**Task goal**
Copy the following records line for line, omitting the pictures.

— Begin Information shown —

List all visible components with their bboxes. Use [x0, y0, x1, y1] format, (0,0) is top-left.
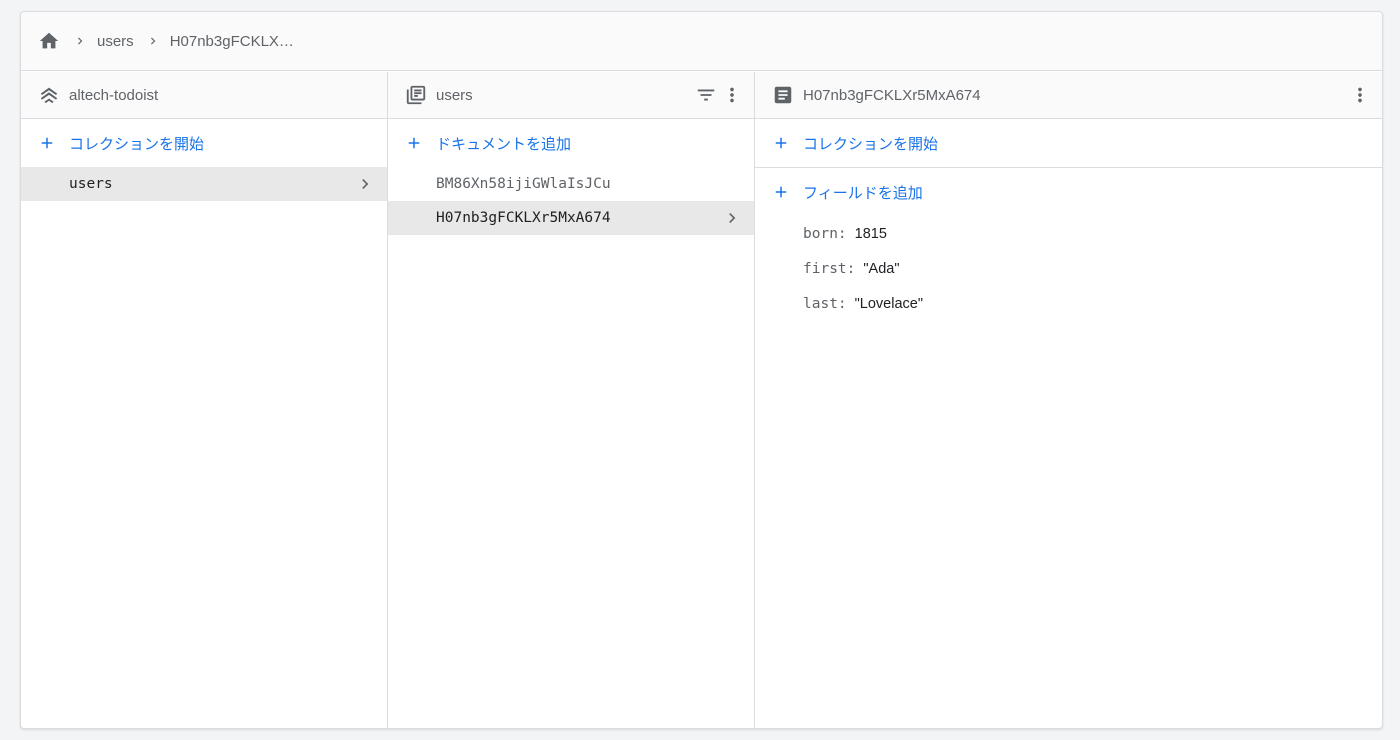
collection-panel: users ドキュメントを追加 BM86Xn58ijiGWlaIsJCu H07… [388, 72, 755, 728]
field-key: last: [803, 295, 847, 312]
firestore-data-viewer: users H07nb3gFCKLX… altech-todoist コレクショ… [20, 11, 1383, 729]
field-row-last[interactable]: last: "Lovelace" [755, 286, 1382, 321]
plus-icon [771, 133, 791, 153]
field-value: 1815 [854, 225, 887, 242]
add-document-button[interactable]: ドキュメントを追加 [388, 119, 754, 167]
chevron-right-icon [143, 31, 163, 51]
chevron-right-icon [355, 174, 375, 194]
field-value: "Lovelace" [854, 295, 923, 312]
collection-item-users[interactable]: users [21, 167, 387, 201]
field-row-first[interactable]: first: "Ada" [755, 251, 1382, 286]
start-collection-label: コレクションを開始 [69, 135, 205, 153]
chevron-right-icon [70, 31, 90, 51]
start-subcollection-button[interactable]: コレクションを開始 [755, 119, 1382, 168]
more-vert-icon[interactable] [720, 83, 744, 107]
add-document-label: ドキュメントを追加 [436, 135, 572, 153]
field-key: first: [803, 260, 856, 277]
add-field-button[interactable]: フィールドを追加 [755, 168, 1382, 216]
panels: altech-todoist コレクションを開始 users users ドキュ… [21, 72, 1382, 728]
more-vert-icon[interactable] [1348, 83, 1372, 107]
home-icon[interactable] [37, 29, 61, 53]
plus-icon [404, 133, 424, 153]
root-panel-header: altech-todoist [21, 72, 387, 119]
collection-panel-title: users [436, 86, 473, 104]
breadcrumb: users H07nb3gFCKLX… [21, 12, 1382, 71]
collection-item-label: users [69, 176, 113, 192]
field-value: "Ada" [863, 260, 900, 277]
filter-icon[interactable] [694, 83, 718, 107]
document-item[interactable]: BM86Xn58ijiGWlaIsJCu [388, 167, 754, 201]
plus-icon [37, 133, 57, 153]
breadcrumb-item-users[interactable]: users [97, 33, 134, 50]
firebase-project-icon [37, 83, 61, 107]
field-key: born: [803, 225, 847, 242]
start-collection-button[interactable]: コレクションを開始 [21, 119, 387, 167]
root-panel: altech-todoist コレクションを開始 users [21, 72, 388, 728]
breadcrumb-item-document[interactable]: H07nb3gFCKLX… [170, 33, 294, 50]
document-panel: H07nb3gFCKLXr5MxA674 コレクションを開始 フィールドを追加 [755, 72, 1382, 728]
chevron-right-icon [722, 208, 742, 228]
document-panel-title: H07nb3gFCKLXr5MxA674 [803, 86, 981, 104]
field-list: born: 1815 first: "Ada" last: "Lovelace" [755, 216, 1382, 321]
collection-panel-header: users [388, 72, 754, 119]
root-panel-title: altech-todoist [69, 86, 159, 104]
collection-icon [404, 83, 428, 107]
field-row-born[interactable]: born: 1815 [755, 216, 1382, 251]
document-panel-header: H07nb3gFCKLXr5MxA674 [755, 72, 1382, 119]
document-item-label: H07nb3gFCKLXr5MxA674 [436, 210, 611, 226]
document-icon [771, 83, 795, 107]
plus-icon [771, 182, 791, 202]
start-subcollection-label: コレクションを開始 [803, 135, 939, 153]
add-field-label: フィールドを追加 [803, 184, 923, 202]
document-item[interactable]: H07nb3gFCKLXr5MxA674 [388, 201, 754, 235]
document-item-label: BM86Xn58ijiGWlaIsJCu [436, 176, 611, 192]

— End Information shown —

**Task solution**
List all visible components with their bboxes. Use [x0, y0, x1, y1] format, (0,0) is top-left.
collection-panel: users ドキュメントを追加 BM86Xn58ijiGWlaIsJCu H07… [388, 72, 755, 728]
field-key: last: [803, 295, 847, 312]
firestore-data-viewer: users H07nb3gFCKLX… altech-todoist コレクショ… [20, 11, 1383, 729]
field-row-last[interactable]: last: "Lovelace" [755, 286, 1382, 321]
plus-icon [771, 133, 791, 153]
field-value: 1815 [854, 225, 887, 242]
add-document-button[interactable]: ドキュメントを追加 [388, 119, 754, 167]
chevron-right-icon [143, 31, 163, 51]
chevron-right-icon [355, 174, 375, 194]
field-value: "Lovelace" [854, 295, 923, 312]
collection-item-users[interactable]: users [21, 167, 387, 201]
field-row-first[interactable]: first: "Ada" [755, 251, 1382, 286]
start-collection-label: コレクションを開始 [69, 135, 205, 153]
chevron-right-icon [70, 31, 90, 51]
start-subcollection-button[interactable]: コレクションを開始 [755, 119, 1382, 168]
more-vert-icon[interactable] [720, 83, 744, 107]
add-document-label: ドキュメントを追加 [436, 135, 572, 153]
field-key: first: [803, 260, 856, 277]
add-field-button[interactable]: フィールドを追加 [755, 168, 1382, 216]
panels: altech-todoist コレクションを開始 users users ドキュ… [21, 72, 1382, 728]
more-vert-icon[interactable] [1348, 83, 1372, 107]
home-icon[interactable] [37, 29, 61, 53]
plus-icon [404, 133, 424, 153]
root-panel-header: altech-todoist [21, 72, 387, 119]
collection-panel-title: users [436, 86, 473, 104]
breadcrumb: users H07nb3gFCKLX… [21, 12, 1382, 71]
collection-item-label: users [69, 176, 113, 192]
field-value: "Ada" [863, 260, 900, 277]
filter-icon[interactable] [694, 83, 718, 107]
document-item[interactable]: BM86Xn58ijiGWlaIsJCu [388, 167, 754, 201]
plus-icon [37, 133, 57, 153]
breadcrumb-item-users[interactable]: users [97, 33, 134, 50]
firebase-project-icon [37, 83, 61, 107]
field-key: born: [803, 225, 847, 242]
start-collection-button[interactable]: コレクションを開始 [21, 119, 387, 167]
root-panel: altech-todoist コレクションを開始 users [21, 72, 388, 728]
breadcrumb-item-document[interactable]: H07nb3gFCKLX… [170, 33, 294, 50]
document-panel: H07nb3gFCKLXr5MxA674 コレクションを開始 フィールドを追加 [755, 72, 1382, 728]
chevron-right-icon [722, 208, 742, 228]
document-panel-title: H07nb3gFCKLXr5MxA674 [803, 86, 981, 104]
field-list: born: 1815 first: "Ada" last: "Lovelace" [755, 216, 1382, 321]
collection-panel-header: users [388, 72, 754, 119]
root-panel-title: altech-todoist [69, 86, 159, 104]
collection-icon [404, 83, 428, 107]
field-row-born[interactable]: born: 1815 [755, 216, 1382, 251]
document-panel-header: H07nb3gFCKLXr5MxA674 [755, 72, 1382, 119]
document-item-label: H07nb3gFCKLXr5MxA674 [436, 210, 611, 226]
document-icon [771, 83, 795, 107]
plus-icon [771, 182, 791, 202]
start-subcollection-label: コレクションを開始 [803, 135, 939, 153]
add-field-label: フィールドを追加 [803, 184, 923, 202]
document-item[interactable]: H07nb3gFCKLXr5MxA674 [388, 201, 754, 235]
document-item-label: BM86Xn58ijiGWlaIsJCu [436, 176, 611, 192]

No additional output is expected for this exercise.